[Data items]
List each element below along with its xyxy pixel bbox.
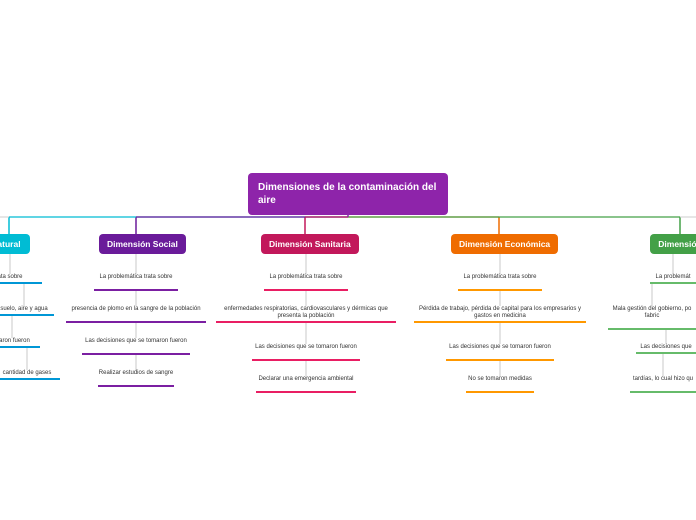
- dimension-natural[interactable]: atural: [0, 234, 30, 254]
- item-social-0: La problemática trata sobre: [94, 274, 178, 281]
- item-natural-3: cantidad de gases: [0, 370, 60, 377]
- item-social-3: Realizar estudios de sangre: [98, 370, 174, 377]
- underline-sanitaria-0: [264, 289, 348, 291]
- item-economica-3: No se tomaron medidas: [466, 376, 534, 383]
- underline-natural-1: [0, 314, 54, 316]
- underline-economica-3: [466, 391, 534, 393]
- underline-politica-0: [650, 282, 696, 284]
- item-sanitaria-1: enfermedades respiratorias, cardiovascul…: [216, 306, 396, 320]
- underline-politica-1: [608, 328, 696, 330]
- connector-lines: [0, 0, 696, 520]
- underline-sanitaria-1: [216, 321, 396, 323]
- item-natural-2: maron fueron: [0, 338, 40, 345]
- item-politica-1: Mala gestión del gobierno, po fabric: [608, 306, 696, 320]
- underline-economica-1: [414, 321, 586, 323]
- item-politica-3: tardías, lo cual hizo qu: [630, 376, 696, 383]
- underline-politica-3: [630, 391, 696, 393]
- item-economica-2: Las decisiones que se tomaron fueron: [446, 344, 554, 351]
- underline-politica-2: [636, 352, 696, 354]
- item-politica-2: Las decisiones que: [636, 344, 696, 351]
- dimension-economica[interactable]: Dimensión Económica: [451, 234, 558, 254]
- item-sanitaria-2: Las decisiones que se tomaron fueron: [252, 344, 360, 351]
- underline-natural-3: [0, 378, 60, 380]
- underline-social-2: [82, 353, 190, 355]
- underline-social-0: [94, 289, 178, 291]
- item-economica-1: Pérdida de trabajo, pérdida de capital p…: [414, 306, 586, 320]
- item-sanitaria-3: Declarar una emergencia ambiental: [256, 376, 356, 383]
- root-node[interactable]: Dimensiones de la contaminación del aire: [248, 173, 448, 215]
- item-economica-0: La problemática trata sobre: [458, 274, 542, 281]
- underline-sanitaria-2: [252, 359, 360, 361]
- item-natural-1: suelo, aire y agua: [0, 306, 54, 313]
- item-natural-0: ata sobre: [0, 274, 42, 281]
- item-politica-0: La problemát: [650, 274, 696, 281]
- underline-social-1: [66, 321, 206, 323]
- item-social-2: Las decisiones que se tomaron fueron: [82, 338, 190, 345]
- dimension-sanitaria[interactable]: Dimensión Sanitaria: [261, 234, 359, 254]
- underline-economica-2: [446, 359, 554, 361]
- dimension-social[interactable]: Dimensión Social: [99, 234, 186, 254]
- item-social-1: presencia de plomo en la sangre de la po…: [66, 306, 206, 313]
- underline-economica-0: [458, 289, 542, 291]
- underline-social-3: [98, 385, 174, 387]
- item-sanitaria-0: La problemática trata sobre: [264, 274, 348, 281]
- underline-sanitaria-3: [256, 391, 356, 393]
- dimension-politica[interactable]: Dimensión: [650, 234, 696, 254]
- underline-natural-2: [0, 346, 40, 348]
- underline-natural-0: [0, 282, 42, 284]
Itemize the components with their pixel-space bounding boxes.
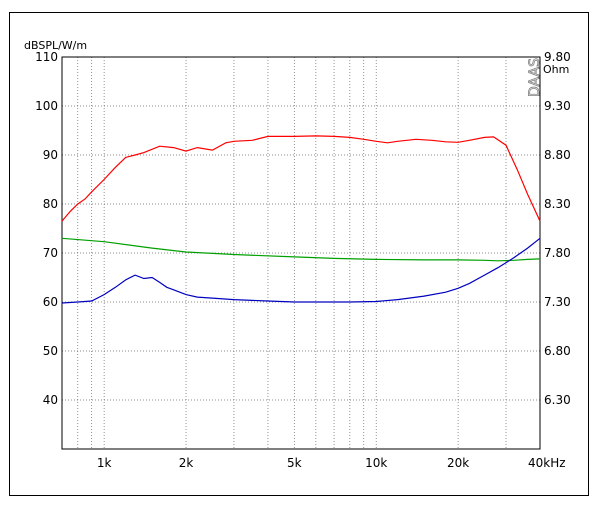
y-tick-label: 110 [35,50,58,64]
series-line [61,237,541,262]
tick-labels: 40 50 60 70 80 90 100 110 6.30 6.80 7.30 7.80 8.30 8.… [35,50,571,470]
frequency-response-chart: 40 50 60 70 80 90 100 110 6.30 6.80 7.30 7.80 8.30 8.… [24,39,571,470]
x-tick-label: 2k [179,456,194,470]
x-tick-label: 40kHz [528,456,566,470]
y2-tick-label: 7.30 [544,295,571,309]
plot-area [61,56,541,450]
grid [62,57,540,449]
y-tick-label: 60 [43,295,58,309]
y-tick-label: 90 [43,148,58,162]
series-line [61,237,541,304]
y2-tick-label: 8.30 [544,197,571,211]
x-tick-label: 10k [365,456,387,470]
y-axis-label: dBSPL/W/m [24,39,87,52]
x-tick-label: 1k [97,456,112,470]
series-line [61,135,541,222]
y-tick-label: 40 [43,393,58,407]
series-group [61,135,541,304]
y2-tick-label: 6.80 [544,344,571,358]
chart-frame: 40 50 60 70 80 90 100 110 6.30 6.80 7.30 7.80 8.30 8.… [9,12,589,496]
y-tick-label: 50 [43,344,58,358]
y2-axis-label: Ohm [543,63,569,76]
y2-tick-label: 7.80 [544,246,571,260]
y-tick-label: 80 [43,197,58,211]
x-tick-label: 5k [287,456,302,470]
y2-tick-label: 6.30 [544,393,571,407]
y2-tick-label: 9.30 [544,99,571,113]
y2-tick-label: 9.80 [544,50,571,64]
daas-watermark: DAAS [527,58,543,97]
x-tick-label: 20k [447,456,469,470]
y-tick-label: 70 [43,246,58,260]
y2-tick-label: 8.80 [544,148,571,162]
y-tick-label: 100 [35,99,58,113]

• Brief: Copy every line of the records above word for word, without including the pictures.

• Solution:
List each element below along with its xyxy pixel bbox.
- dimension-natural[interactable]: atural: [0, 234, 30, 254]
- item-social-0: La problemática trata sobre: [94, 274, 178, 281]
- item-natural-3: cantidad de gases: [0, 370, 60, 377]
- item-social-3: Realizar estudios de sangre: [98, 370, 174, 377]
- underline-sanitaria-0: [264, 289, 348, 291]
- item-economica-3: No se tomaron medidas: [466, 376, 534, 383]
- underline-natural-1: [0, 314, 54, 316]
- underline-economica-3: [466, 391, 534, 393]
- underline-politica-0: [650, 282, 696, 284]
- item-sanitaria-1: enfermedades respiratorias, cardiovascul…: [216, 306, 396, 320]
- underline-politica-1: [608, 328, 696, 330]
- connector-lines: [0, 0, 696, 520]
- underline-sanitaria-1: [216, 321, 396, 323]
- item-natural-2: maron fueron: [0, 338, 40, 345]
- item-politica-1: Mala gestión del gobierno, po fabric: [608, 306, 696, 320]
- underline-economica-1: [414, 321, 586, 323]
- item-politica-3: tardías, lo cual hizo qu: [630, 376, 696, 383]
- underline-politica-3: [630, 391, 696, 393]
- item-economica-2: Las decisiones que se tomaron fueron: [446, 344, 554, 351]
- underline-politica-2: [636, 352, 696, 354]
- item-politica-2: Las decisiones que: [636, 344, 696, 351]
- dimension-economica[interactable]: Dimensión Económica: [451, 234, 558, 254]
- item-sanitaria-2: Las decisiones que se tomaron fueron: [252, 344, 360, 351]
- underline-natural-3: [0, 378, 60, 380]
- underline-social-2: [82, 353, 190, 355]
- underline-social-0: [94, 289, 178, 291]
- item-economica-1: Pérdida de trabajo, pérdida de capital p…: [414, 306, 586, 320]
- item-sanitaria-3: Declarar una emergencia ambiental: [256, 376, 356, 383]
- root-node[interactable]: Dimensiones de la contaminación del aire: [248, 173, 448, 215]
- item-economica-0: La problemática trata sobre: [458, 274, 542, 281]
- underline-sanitaria-2: [252, 359, 360, 361]
- item-natural-1: suelo, aire y agua: [0, 306, 54, 313]
- item-natural-0: ata sobre: [0, 274, 42, 281]
- item-politica-0: La problemát: [650, 274, 696, 281]
- underline-social-1: [66, 321, 206, 323]
- item-social-2: Las decisiones que se tomaron fueron: [82, 338, 190, 345]
- dimension-sanitaria[interactable]: Dimensión Sanitaria: [261, 234, 359, 254]
- underline-economica-2: [446, 359, 554, 361]
- dimension-social[interactable]: Dimensión Social: [99, 234, 186, 254]
- item-social-1: presencia de plomo en la sangre de la po…: [66, 306, 206, 313]
- underline-economica-0: [458, 289, 542, 291]
- underline-social-3: [98, 385, 174, 387]
- item-sanitaria-0: La problemática trata sobre: [264, 274, 348, 281]
- underline-sanitaria-3: [256, 391, 356, 393]
- dimension-politica[interactable]: Dimensión: [650, 234, 696, 254]
- underline-natural-2: [0, 346, 40, 348]
- underline-natural-0: [0, 282, 42, 284]
Itemize the components with their pixel-space bounding boxes.
y-tick-label: 110 [35,50,58,64]
series-line [61,237,541,262]
tick-labels: 40 50 60 70 80 90 100 110 6.30 6.80 7.30 7.80 8.30 8.… [35,50,571,470]
frequency-response-chart: 40 50 60 70 80 90 100 110 6.30 6.80 7.30 7.80 8.30 8.… [24,39,571,470]
x-tick-label: 2k [179,456,194,470]
x-tick-label: 40kHz [528,456,566,470]
y2-tick-label: 7.30 [544,295,571,309]
plot-area [61,56,541,450]
grid [62,57,540,449]
y-tick-label: 60 [43,295,58,309]
y-tick-label: 90 [43,148,58,162]
series-line [61,237,541,304]
y2-tick-label: 8.30 [544,197,571,211]
x-tick-label: 10k [365,456,387,470]
y-axis-label: dBSPL/W/m [24,39,87,52]
x-tick-label: 1k [97,456,112,470]
series-line [61,135,541,222]
y-tick-label: 40 [43,393,58,407]
series-group [61,135,541,304]
y2-tick-label: 6.80 [544,344,571,358]
chart-frame: 40 50 60 70 80 90 100 110 6.30 6.80 7.30 7.80 8.30 8.… [9,12,589,496]
y-tick-label: 50 [43,344,58,358]
y2-axis-label: Ohm [543,63,569,76]
y2-tick-label: 7.80 [544,246,571,260]
y-tick-label: 80 [43,197,58,211]
x-tick-label: 5k [287,456,302,470]
y2-tick-label: 6.30 [544,393,571,407]
y2-tick-label: 9.30 [544,99,571,113]
y2-tick-label: 9.80 [544,50,571,64]
daas-watermark: DAAS [527,58,543,97]
x-tick-label: 20k [447,456,469,470]
y-tick-label: 70 [43,246,58,260]
y2-tick-label: 8.80 [544,148,571,162]
y-tick-label: 100 [35,99,58,113]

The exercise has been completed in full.